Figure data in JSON
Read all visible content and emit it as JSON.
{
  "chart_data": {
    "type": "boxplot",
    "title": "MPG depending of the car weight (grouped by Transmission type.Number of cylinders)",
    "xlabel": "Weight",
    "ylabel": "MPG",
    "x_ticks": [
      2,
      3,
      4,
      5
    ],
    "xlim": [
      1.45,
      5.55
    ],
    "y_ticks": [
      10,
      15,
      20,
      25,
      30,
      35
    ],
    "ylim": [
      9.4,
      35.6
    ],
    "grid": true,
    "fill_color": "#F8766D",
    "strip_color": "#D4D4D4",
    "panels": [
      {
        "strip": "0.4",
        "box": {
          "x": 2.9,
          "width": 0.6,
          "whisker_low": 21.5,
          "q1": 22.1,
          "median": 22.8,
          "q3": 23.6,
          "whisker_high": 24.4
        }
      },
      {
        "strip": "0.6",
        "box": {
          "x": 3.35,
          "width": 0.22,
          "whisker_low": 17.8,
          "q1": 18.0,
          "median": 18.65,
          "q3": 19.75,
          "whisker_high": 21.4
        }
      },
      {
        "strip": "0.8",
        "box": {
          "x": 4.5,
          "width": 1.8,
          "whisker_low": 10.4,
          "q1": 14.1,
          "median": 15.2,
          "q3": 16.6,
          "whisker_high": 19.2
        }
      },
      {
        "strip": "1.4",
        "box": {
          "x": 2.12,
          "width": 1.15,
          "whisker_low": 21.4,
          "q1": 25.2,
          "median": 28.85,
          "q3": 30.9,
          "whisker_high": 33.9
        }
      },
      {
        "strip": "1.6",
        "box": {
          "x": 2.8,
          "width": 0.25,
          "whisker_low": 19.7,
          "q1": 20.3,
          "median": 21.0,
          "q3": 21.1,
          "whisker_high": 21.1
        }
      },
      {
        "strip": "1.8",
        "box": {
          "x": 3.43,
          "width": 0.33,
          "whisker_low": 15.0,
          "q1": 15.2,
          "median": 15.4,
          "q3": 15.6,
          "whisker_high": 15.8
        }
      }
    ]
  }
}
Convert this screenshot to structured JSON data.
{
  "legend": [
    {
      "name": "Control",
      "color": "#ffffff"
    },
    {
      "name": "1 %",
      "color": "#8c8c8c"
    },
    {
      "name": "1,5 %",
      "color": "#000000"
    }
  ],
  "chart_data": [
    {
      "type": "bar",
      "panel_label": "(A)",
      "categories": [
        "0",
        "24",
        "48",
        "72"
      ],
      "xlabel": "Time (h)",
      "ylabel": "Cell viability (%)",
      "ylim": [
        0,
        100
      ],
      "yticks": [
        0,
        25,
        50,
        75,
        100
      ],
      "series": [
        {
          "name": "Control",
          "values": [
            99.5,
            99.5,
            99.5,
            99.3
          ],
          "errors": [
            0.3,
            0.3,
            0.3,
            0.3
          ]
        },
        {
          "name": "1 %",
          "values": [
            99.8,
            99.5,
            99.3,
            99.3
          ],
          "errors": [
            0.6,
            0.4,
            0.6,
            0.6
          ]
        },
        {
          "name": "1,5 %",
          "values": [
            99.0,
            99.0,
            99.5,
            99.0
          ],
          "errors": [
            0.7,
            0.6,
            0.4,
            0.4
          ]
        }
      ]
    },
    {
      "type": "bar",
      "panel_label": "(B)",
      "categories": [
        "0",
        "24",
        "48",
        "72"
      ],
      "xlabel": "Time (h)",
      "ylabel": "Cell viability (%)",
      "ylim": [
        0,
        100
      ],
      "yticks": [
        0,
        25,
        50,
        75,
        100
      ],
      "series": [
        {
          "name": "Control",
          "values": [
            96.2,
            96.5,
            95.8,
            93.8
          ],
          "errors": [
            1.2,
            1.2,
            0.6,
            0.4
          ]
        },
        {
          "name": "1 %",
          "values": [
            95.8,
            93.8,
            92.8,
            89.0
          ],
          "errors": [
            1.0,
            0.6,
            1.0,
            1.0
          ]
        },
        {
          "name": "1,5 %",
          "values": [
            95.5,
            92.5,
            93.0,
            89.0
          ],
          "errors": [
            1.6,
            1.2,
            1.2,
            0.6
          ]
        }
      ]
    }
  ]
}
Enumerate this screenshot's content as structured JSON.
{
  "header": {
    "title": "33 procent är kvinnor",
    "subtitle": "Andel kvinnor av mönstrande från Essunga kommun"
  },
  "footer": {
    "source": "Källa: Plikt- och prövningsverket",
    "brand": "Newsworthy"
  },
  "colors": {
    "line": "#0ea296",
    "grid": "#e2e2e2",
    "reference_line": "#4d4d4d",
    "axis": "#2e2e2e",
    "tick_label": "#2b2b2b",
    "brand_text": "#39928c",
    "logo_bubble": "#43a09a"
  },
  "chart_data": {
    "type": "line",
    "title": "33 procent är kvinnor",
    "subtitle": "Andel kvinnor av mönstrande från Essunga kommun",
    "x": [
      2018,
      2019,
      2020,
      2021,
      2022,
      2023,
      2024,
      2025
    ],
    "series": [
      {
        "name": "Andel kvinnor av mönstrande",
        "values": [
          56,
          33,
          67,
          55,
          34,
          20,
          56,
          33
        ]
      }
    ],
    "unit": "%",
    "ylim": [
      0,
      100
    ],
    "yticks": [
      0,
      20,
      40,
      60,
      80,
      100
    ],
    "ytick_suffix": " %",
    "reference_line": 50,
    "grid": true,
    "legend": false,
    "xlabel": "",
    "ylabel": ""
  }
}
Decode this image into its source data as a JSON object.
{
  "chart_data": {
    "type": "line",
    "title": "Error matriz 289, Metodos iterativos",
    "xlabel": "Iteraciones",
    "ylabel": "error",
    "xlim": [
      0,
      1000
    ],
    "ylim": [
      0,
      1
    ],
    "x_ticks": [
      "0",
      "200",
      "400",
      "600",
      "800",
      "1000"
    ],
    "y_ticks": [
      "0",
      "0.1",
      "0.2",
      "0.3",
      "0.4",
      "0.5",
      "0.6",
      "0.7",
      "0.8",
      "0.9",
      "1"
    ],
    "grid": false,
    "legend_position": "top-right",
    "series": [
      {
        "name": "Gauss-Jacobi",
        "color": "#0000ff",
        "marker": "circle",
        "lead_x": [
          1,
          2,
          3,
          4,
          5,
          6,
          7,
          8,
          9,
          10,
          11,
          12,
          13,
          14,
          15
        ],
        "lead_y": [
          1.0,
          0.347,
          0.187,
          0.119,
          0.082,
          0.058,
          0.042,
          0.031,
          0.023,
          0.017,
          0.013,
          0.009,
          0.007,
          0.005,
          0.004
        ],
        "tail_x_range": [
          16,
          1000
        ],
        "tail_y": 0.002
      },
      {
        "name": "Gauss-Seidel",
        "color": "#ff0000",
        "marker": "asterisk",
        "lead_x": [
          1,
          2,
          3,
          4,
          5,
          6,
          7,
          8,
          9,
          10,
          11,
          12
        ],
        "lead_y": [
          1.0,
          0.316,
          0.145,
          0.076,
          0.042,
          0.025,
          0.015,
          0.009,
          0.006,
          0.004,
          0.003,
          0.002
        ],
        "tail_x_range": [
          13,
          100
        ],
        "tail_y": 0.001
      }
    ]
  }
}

→ What to do:
Type out the full listing again, exactly as given.

→ Task response:
Read all visible content and emit it as JSON.
{
  "chart_data": {
    "type": "boxplot",
    "title": "MPG depending of the car weight (grouped by Transmission type.Number of cylinders)",
    "xlabel": "Weight",
    "ylabel": "MPG",
    "x_ticks": [
      2,
      3,
      4,
      5
    ],
    "xlim": [
      1.45,
      5.55
    ],
    "y_ticks": [
      10,
      15,
      20,
      25,
      30,
      35
    ],
    "ylim": [
      9.4,
      35.6
    ],
    "grid": true,
    "fill_color": "#F8766D",
    "strip_color": "#D4D4D4",
    "panels": [
      {
        "strip": "0.4",
        "box": {
          "x": 2.9,
          "width": 0.6,
          "whisker_low": 21.5,
          "q1": 22.1,
          "median": 22.8,
          "q3": 23.6,
          "whisker_high": 24.4
        }
      },
      {
        "strip": "0.6",
        "box": {
          "x": 3.35,
          "width": 0.22,
          "whisker_low": 17.8,
          "q1": 18.0,
          "median": 18.65,
          "q3": 19.75,
          "whisker_high": 21.4
        }
      },
      {
        "strip": "0.8",
        "box": {
          "x": 4.5,
          "width": 1.8,
          "whisker_low": 10.4,
          "q1": 14.1,
          "median": 15.2,
          "q3": 16.6,
          "whisker_high": 19.2
        }
      },
      {
        "strip": "1.4",
        "box": {
          "x": 2.12,
          "width": 1.15,
          "whisker_low": 21.4,
          "q1": 25.2,
          "median": 28.85,
          "q3": 30.9,
          "whisker_high": 33.9
        }
      },
      {
        "strip": "1.6",
        "box": {
          "x": 2.8,
          "width": 0.25,
          "whisker_low": 19.7,
          "q1": 20.3,
          "median": 21.0,
          "q3": 21.1,
          "whisker_high": 21.1
        }
      },
      {
        "strip": "1.8",
        "box": {
          "x": 3.43,
          "width": 0.33,
          "whisker_low": 15.0,
          "q1": 15.2,
          "median": 15.4,
          "q3": 15.6,
          "whisker_high": 15.8
        }
      }
    ]
  }
}
Convert this screenshot to structured JSON data.
{
  "legend": [
    {
      "name": "Control",
      "color": "#ffffff"
    },
    {
      "name": "1 %",
      "color": "#8c8c8c"
    },
    {
      "name": "1,5 %",
      "color": "#000000"
    }
  ],
  "chart_data": [
    {
      "type": "bar",
      "panel_label": "(A)",
      "categories": [
        "0",
        "24",
        "48",
        "72"
      ],
      "xlabel": "Time (h)",
      "ylabel": "Cell viability (%)",
      "ylim": [
        0,
        100
      ],
      "yticks": [
        0,
        25,
        50,
        75,
        100
      ],
      "series": [
        {
          "name": "Control",
          "values": [
            99.5,
            99.5,
            99.5,
            99.3
          ],
          "errors": [
            0.3,
            0.3,
            0.3,
            0.3
          ]
        },
        {
          "name": "1 %",
          "values": [
            99.8,
            99.5,
            99.3,
            99.3
          ],
          "errors": [
            0.6,
            0.4,
            0.6,
            0.6
          ]
        },
        {
          "name": "1,5 %",
          "values": [
            99.0,
            99.0,
            99.5,
            99.0
          ],
          "errors": [
            0.7,
            0.6,
            0.4,
            0.4
          ]
        }
      ]
    },
    {
      "type": "bar",
      "panel_label": "(B)",
      "categories": [
        "0",
        "24",
        "48",
        "72"
      ],
      "xlabel": "Time (h)",
      "ylabel": "Cell viability (%)",
      "ylim": [
        0,
        100
      ],
      "yticks": [
        0,
        25,
        50,
        75,
        100
      ],
      "series": [
        {
          "name": "Control",
          "values": [
            96.2,
            96.5,
            95.8,
            93.8
          ],
          "errors": [
            1.2,
            1.2,
            0.6,
            0.4
          ]
        },
        {
          "name": "1 %",
          "values": [
            95.8,
            93.8,
            92.8,
            89.0
          ],
          "errors": [
            1.0,
            0.6,
            1.0,
            1.0
          ]
        },
        {
          "name": "1,5 %",
          "values": [
            95.5,
            92.5,
            93.0,
            89.0
          ],
          "errors": [
            1.6,
            1.2,
            1.2,
            0.6
          ]
        }
      ]
    }
  ]
}
Enumerate this screenshot's content as structured JSON.
{
  "header": {
    "title": "33 procent är kvinnor",
    "subtitle": "Andel kvinnor av mönstrande från Essunga kommun"
  },
  "footer": {
    "source": "Källa: Plikt- och prövningsverket",
    "brand": "Newsworthy"
  },
  "colors": {
    "line": "#0ea296",
    "grid": "#e2e2e2",
    "reference_line": "#4d4d4d",
    "axis": "#2e2e2e",
    "tick_label": "#2b2b2b",
    "brand_text": "#39928c",
    "logo_bubble": "#43a09a"
  },
  "chart_data": {
    "type": "line",
    "title": "33 procent är kvinnor",
    "subtitle": "Andel kvinnor av mönstrande från Essunga kommun",
    "x": [
      2018,
      2019,
      2020,
      2021,
      2022,
      2023,
      2024,
      2025
    ],
    "series": [
      {
        "name": "Andel kvinnor av mönstrande",
        "values": [
          56,
          33,
          67,
          55,
          34,
          20,
          56,
          33
        ]
      }
    ],
    "unit": "%",
    "ylim": [
      0,
      100
    ],
    "yticks": [
      0,
      20,
      40,
      60,
      80,
      100
    ],
    "ytick_suffix": " %",
    "reference_line": 50,
    "grid": true,
    "legend": false,
    "xlabel": "",
    "ylabel": ""
  }
}
Decode this image into its source data as a JSON object.
{
  "chart_data": {
    "type": "line",
    "title": "Error matriz 289, Metodos iterativos",
    "xlabel": "Iteraciones",
    "ylabel": "error",
    "xlim": [
      0,
      1000
    ],
    "ylim": [
      0,
      1
    ],
    "x_ticks": [
      "0",
      "200",
      "400",
      "600",
      "800",
      "1000"
    ],
    "y_ticks": [
      "0",
      "0.1",
      "0.2",
      "0.3",
      "0.4",
      "0.5",
      "0.6",
      "0.7",
      "0.8",
      "0.9",
      "1"
    ],
    "grid": false,
    "legend_position": "top-right",
    "series": [
      {
        "name": "Gauss-Jacobi",
        "color": "#0000ff",
        "marker": "circle",
        "lead_x": [
          1,
          2,
          3,
          4,
          5,
          6,
          7,
          8,
          9,
          10,
          11,
          12,
          13,
          14,
          15
        ],
        "lead_y": [
          1.0,
          0.347,
          0.187,
          0.119,
          0.082,
          0.058,
          0.042,
          0.031,
          0.023,
          0.017,
          0.013,
          0.009,
          0.007,
          0.005,
          0.004
        ],
        "tail_x_range": [
          16,
          1000
        ],
        "tail_y": 0.002
      },
      {
        "name": "Gauss-Seidel",
        "color": "#ff0000",
        "marker": "asterisk",
        "lead_x": [
          1,
          2,
          3,
          4,
          5,
          6,
          7,
          8,
          9,
          10,
          11,
          12
        ],
        "lead_y": [
          1.0,
          0.316,
          0.145,
          0.076,
          0.042,
          0.025,
          0.015,
          0.009,
          0.006,
          0.004,
          0.003,
          0.002
        ],
        "tail_x_range": [
          13,
          100
        ],
        "tail_y": 0.001
      }
    ]
  }
}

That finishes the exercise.